* Your goal *
With the pictures left out, copy the listing below exactly.

* Collection entries *
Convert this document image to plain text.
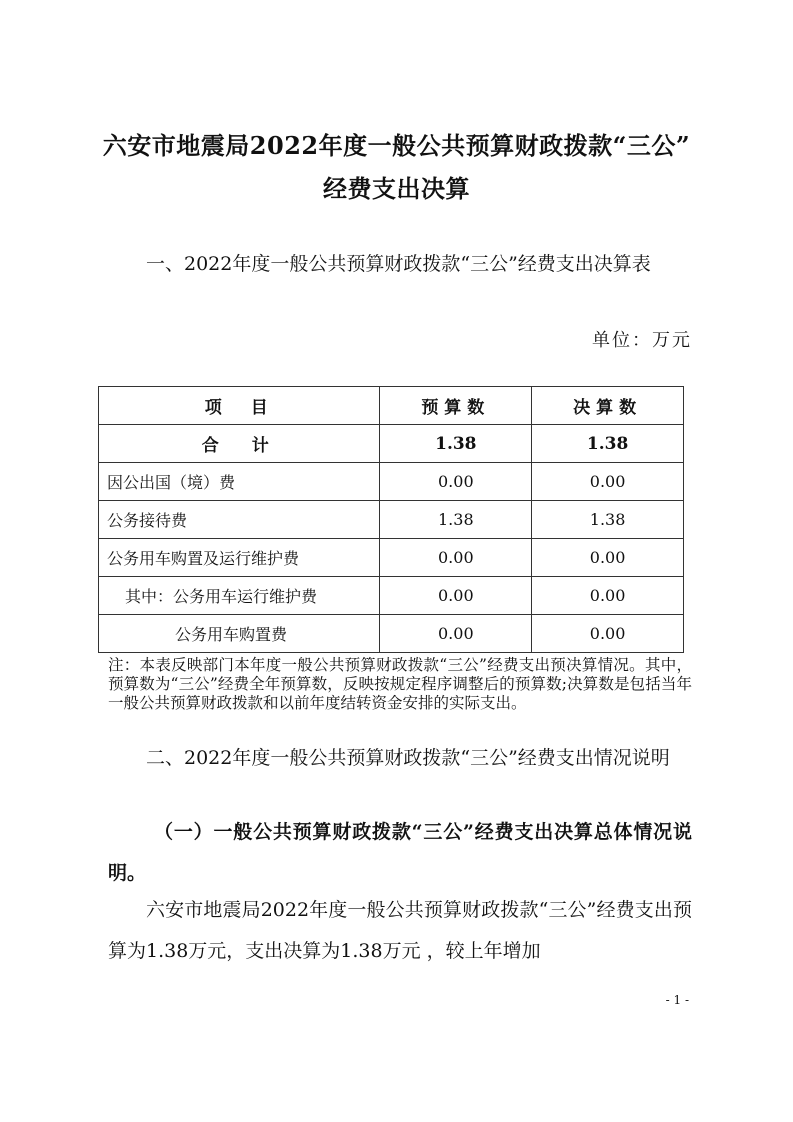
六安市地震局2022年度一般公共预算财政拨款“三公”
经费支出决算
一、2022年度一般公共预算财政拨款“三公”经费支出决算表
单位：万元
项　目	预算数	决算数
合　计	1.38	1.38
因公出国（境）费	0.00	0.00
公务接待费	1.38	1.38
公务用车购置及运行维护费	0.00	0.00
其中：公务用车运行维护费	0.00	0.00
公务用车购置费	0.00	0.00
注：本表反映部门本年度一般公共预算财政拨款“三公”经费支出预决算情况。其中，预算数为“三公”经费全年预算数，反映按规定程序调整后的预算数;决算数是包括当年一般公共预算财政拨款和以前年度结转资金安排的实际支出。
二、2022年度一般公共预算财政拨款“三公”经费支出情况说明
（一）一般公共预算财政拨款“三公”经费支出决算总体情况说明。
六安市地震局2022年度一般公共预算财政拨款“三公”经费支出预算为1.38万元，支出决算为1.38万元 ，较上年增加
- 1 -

* Finished task *
Convert this document image to plain text.
六安市地震局2022年度一般公共预算财政拨款“三公”
经费支出决算
一、2022年度一般公共预算财政拨款“三公”经费支出决算表
单位：万元
项　目	预算数	决算数
合　计	1.38	1.38
因公出国（境）费	0.00	0.00
公务接待费	1.38	1.38
公务用车购置及运行维护费	0.00	0.00
其中：公务用车运行维护费	0.00	0.00
公务用车购置费	0.00	0.00
注：本表反映部门本年度一般公共预算财政拨款“三公”经费支出预决算情况。其中，预算数为“三公”经费全年预算数，反映按规定程序调整后的预算数;决算数是包括当年一般公共预算财政拨款和以前年度结转资金安排的实际支出。
二、2022年度一般公共预算财政拨款“三公”经费支出情况说明
（一）一般公共预算财政拨款“三公”经费支出决算总体情况说明。
六安市地震局2022年度一般公共预算财政拨款“三公”经费支出预算为1.38万元，支出决算为1.38万元 ，较上年增加
- 1 -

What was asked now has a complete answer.